● **THE EXERCISE**
Copy out all the lines in the records that include the word "area".

(Data items)
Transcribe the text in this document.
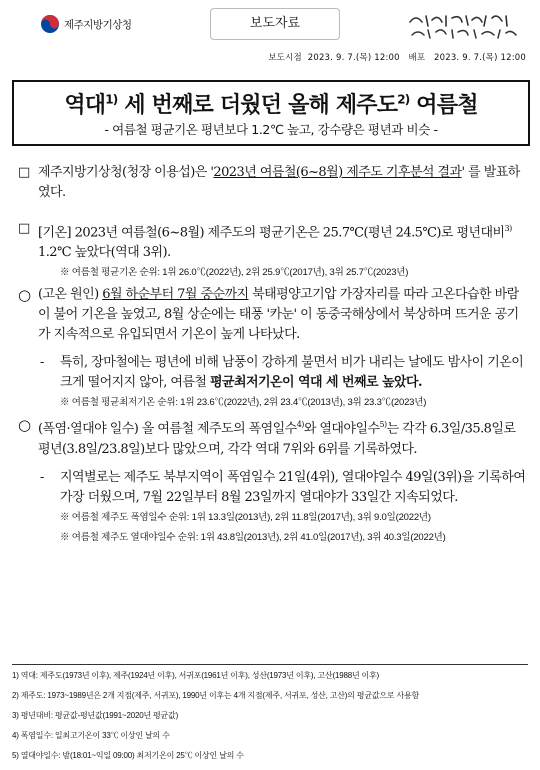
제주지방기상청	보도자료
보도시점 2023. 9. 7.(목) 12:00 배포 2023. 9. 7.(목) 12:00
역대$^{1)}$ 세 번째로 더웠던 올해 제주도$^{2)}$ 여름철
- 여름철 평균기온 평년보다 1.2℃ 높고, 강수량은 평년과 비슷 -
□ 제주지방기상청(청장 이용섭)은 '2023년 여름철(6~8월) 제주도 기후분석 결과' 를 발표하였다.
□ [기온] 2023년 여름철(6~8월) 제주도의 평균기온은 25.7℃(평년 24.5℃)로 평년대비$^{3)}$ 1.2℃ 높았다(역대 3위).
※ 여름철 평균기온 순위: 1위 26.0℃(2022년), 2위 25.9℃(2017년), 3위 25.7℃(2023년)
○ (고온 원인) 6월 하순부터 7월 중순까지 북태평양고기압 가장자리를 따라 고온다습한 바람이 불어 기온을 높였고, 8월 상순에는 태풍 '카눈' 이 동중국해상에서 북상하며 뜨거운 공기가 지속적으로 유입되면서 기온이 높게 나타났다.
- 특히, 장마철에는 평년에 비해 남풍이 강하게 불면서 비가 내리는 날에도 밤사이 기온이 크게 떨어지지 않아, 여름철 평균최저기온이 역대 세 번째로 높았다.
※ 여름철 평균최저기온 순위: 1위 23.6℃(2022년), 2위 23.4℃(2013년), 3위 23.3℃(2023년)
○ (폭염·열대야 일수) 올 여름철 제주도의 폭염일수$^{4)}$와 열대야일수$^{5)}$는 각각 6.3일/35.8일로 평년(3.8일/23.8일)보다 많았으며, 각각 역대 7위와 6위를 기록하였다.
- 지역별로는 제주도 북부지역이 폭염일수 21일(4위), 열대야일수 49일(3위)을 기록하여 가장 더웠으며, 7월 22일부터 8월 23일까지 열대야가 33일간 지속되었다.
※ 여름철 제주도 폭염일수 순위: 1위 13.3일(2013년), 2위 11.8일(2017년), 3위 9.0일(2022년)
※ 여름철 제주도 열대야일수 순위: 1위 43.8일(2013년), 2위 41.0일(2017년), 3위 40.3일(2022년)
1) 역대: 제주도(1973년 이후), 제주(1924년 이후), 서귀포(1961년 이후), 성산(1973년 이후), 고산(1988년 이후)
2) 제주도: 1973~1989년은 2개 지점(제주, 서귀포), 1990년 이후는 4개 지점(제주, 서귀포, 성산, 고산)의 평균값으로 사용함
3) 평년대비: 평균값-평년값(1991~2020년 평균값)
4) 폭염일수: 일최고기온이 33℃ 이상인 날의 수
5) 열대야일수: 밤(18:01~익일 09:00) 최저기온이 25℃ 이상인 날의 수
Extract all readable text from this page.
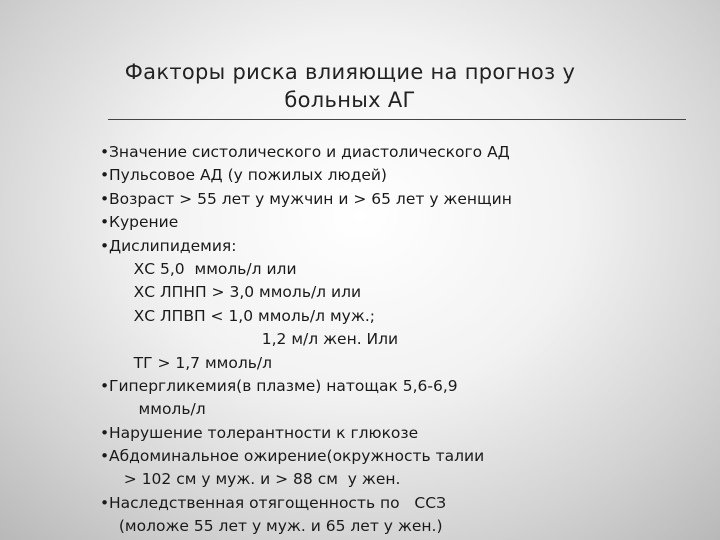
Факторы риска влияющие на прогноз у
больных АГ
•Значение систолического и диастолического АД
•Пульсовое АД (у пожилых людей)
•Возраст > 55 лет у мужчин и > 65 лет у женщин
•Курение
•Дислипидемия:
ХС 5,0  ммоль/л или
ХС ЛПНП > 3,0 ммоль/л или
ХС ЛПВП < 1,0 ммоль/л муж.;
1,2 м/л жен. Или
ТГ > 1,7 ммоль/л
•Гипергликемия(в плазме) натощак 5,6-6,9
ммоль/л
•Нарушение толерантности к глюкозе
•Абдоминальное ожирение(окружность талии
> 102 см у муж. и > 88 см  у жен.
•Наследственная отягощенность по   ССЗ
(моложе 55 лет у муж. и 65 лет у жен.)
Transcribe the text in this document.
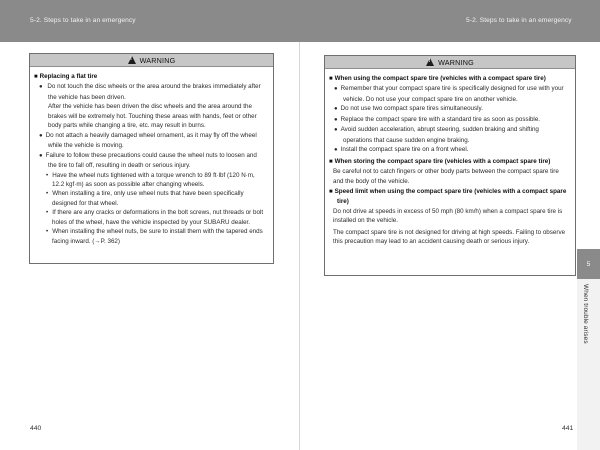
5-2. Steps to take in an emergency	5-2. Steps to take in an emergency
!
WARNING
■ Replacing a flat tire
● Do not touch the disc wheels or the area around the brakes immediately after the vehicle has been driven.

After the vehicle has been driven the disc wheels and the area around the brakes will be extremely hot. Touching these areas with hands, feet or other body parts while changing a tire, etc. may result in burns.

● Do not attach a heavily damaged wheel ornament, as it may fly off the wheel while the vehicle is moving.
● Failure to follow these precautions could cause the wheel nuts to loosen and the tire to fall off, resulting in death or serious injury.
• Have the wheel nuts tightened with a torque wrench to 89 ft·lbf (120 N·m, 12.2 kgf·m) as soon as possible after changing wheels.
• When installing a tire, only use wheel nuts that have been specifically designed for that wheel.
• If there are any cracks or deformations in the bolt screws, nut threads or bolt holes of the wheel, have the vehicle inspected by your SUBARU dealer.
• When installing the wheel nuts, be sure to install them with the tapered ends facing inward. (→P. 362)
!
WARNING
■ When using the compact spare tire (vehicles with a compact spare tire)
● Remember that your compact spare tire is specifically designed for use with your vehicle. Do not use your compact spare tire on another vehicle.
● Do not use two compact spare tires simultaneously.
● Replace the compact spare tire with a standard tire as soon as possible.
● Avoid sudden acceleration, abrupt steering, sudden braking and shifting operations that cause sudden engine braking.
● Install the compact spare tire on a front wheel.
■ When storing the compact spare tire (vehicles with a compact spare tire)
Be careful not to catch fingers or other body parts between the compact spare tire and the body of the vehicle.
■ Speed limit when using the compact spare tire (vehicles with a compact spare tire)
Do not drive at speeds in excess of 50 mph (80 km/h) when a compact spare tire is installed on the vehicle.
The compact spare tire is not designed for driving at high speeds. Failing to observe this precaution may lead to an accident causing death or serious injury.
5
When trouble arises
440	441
--
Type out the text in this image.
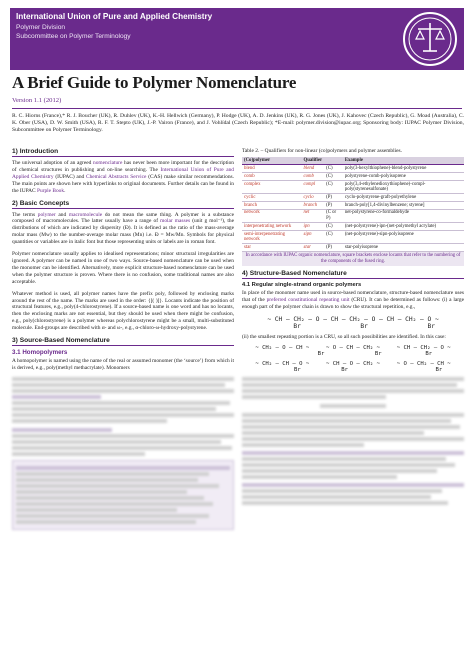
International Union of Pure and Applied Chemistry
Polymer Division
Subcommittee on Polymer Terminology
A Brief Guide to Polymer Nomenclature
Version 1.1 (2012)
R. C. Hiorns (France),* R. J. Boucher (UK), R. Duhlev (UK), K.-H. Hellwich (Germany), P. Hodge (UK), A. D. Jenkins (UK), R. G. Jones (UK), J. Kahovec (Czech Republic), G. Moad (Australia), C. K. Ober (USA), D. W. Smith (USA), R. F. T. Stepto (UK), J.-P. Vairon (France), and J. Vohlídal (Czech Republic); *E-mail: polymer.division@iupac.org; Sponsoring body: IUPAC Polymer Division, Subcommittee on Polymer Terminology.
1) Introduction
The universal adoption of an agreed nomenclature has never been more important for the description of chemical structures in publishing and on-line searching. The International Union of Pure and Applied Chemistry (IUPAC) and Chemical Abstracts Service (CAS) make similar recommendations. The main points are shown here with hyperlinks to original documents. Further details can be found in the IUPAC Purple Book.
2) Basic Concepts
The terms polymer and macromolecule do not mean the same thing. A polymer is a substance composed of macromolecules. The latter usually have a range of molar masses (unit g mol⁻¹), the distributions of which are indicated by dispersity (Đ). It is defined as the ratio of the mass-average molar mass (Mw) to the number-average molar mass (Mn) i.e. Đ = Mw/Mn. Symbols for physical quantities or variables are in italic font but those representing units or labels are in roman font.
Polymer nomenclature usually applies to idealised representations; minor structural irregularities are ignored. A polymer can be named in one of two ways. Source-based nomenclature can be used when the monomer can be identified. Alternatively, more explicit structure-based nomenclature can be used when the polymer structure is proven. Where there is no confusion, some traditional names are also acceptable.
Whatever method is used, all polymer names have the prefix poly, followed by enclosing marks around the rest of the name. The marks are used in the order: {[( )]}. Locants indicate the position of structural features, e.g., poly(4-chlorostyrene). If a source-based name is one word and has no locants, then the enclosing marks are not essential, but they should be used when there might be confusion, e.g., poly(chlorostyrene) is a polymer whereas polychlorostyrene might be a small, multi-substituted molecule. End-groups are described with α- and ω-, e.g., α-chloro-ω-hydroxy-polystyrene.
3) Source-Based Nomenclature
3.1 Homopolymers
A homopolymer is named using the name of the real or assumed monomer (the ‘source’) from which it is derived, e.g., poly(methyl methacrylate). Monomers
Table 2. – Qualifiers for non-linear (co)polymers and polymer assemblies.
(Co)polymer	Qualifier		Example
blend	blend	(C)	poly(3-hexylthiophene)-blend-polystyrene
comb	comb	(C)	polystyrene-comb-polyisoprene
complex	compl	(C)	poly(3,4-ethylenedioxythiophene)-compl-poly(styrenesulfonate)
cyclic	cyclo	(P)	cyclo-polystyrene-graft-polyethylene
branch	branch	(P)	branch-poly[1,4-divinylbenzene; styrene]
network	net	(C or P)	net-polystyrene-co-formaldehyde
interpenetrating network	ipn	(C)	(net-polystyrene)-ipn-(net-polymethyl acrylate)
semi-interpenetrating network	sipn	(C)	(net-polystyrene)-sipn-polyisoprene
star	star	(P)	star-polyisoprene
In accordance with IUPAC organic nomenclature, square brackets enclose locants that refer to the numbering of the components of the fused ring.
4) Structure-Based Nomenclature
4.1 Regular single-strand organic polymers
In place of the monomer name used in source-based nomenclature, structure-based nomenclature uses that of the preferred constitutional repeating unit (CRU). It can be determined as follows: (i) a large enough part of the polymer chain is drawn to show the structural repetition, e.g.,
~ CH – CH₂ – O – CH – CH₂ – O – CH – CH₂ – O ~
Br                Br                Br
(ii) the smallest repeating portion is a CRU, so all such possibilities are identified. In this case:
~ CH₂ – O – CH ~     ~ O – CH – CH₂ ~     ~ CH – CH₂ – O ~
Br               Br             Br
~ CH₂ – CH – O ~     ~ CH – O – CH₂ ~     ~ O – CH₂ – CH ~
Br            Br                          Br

● **SOLVED PROBLEM**
● Do not touch the disc wheels or the area around the brakes immediately after the vehicle has been driven.
After the vehicle has been driven the disc wheels and the area around the brakes will be extremely hot. Touching these areas with hands, feet or other body parts while changing a tire, etc. may result in burns.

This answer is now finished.